▶ _Task instructions_
Identify the lines that contain the string "uchun" and copy all of them.

▶ _Data_

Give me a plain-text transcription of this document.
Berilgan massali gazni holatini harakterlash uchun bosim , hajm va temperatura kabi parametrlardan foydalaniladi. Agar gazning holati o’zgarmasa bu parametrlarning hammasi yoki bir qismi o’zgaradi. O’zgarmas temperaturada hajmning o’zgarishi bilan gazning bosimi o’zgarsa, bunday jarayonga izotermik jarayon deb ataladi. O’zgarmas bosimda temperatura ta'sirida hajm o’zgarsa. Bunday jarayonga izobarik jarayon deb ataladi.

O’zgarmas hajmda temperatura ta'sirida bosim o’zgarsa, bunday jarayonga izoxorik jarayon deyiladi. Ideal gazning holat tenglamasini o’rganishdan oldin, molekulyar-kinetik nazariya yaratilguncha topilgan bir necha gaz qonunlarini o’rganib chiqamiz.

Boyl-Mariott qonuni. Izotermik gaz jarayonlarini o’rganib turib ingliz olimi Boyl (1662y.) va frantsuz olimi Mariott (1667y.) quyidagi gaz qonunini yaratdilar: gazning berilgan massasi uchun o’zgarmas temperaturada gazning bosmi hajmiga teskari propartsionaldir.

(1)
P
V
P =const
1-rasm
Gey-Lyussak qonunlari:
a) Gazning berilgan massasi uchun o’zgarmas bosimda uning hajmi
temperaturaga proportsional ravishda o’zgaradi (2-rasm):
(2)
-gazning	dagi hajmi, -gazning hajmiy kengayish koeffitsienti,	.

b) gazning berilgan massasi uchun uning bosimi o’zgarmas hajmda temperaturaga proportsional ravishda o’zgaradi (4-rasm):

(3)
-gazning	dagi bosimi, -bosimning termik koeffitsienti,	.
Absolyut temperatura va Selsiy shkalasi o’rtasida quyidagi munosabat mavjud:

▶ _Exercise answer_
Berilgan massali gazni holatini harakterlash uchun bosim , hajm va temperatura kabi parametrlardan foydalaniladi. Agar gazning holati o’zgarmasa bu parametrlarning hammasi yoki bir qismi o’zgaradi. O’zgarmas temperaturada hajmning o’zgarishi bilan gazning bosimi o’zgarsa, bunday jarayonga izotermik jarayon deb ataladi. O’zgarmas bosimda temperatura ta'sirida hajm o’zgarsa. Bunday jarayonga izobarik jarayon deb ataladi.
Boyl-Mariott qonuni. Izotermik gaz jarayonlarini o’rganib turib ingliz olimi Boyl (1662y.) va frantsuz olimi Mariott (1667y.) quyidagi gaz qonunini yaratdilar: gazning berilgan massasi uchun o’zgarmas temperaturada gazning bosmi hajmiga teskari propartsionaldir.
a) Gazning berilgan massasi uchun o’zgarmas bosimda uning hajmi
b) gazning berilgan massasi uchun uning bosimi o’zgarmas hajmda temperaturaga proportsional ravishda o’zgaradi (4-rasm):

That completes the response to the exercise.